Return the material word for word. Do not include the pictures.

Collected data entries
■ ■ ■ ■ ■ ■ ■
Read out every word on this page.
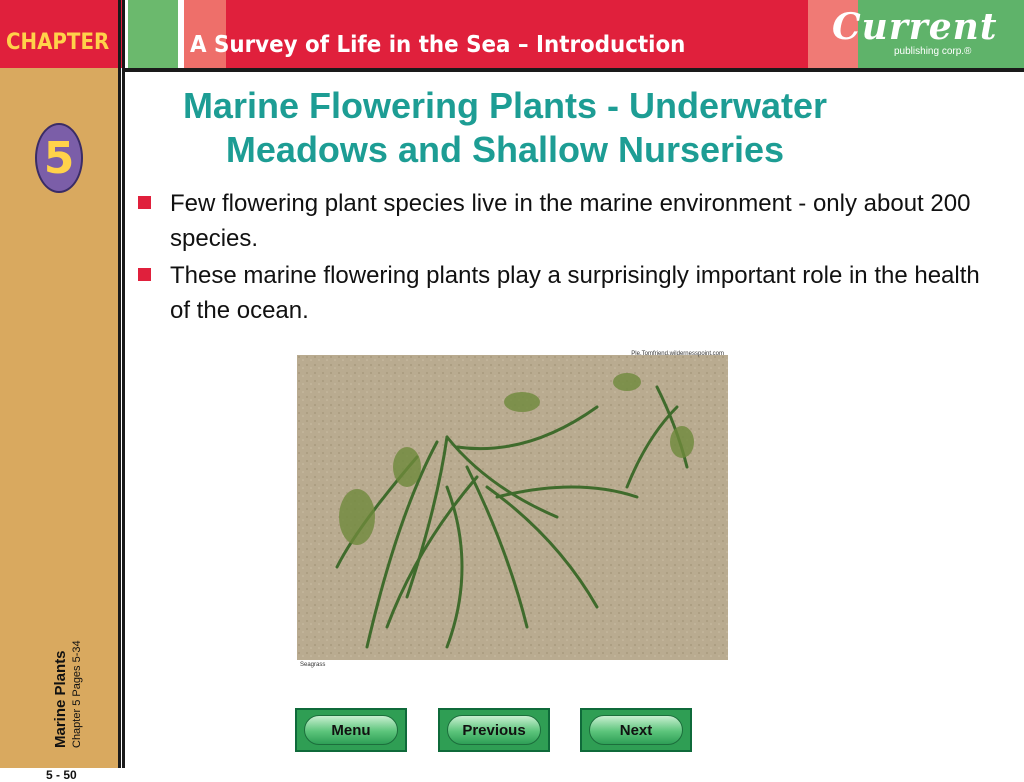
CHAPTER	A Survey of Life in the Sea – Introduction	Current
publishing corp.®
5
Marine Plants Chapter 5 Pages 5-34
5 - 50
Marine Flowering Plants - Underwater
Meadows and Shallow Nurseries
Few flowering plant species live in the marine environment - only about 200 species.
These marine flowering plants play a surprisingly important role in the health of the ocean.
Ple.Tomfriend.wildernesspoint.com
Seagrass
Menu	Previous	Next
■ ■ ■ ■ ■ ■ ■
Answer to this problem:
Read out every word on this page.
CHAPTER	A Survey of Life in the Sea – Introduction	Current
publishing corp.®
5
Marine Plants Chapter 5 Pages 5-34
5 - 50
Marine Flowering Plants - Underwater
Meadows and Shallow Nurseries
Few flowering plant species live in the marine environment - only about 200 species.
These marine flowering plants play a surprisingly important role in the health of the ocean.
Ple.Tomfriend.wildernesspoint.com
Seagrass
Menu	Previous	Next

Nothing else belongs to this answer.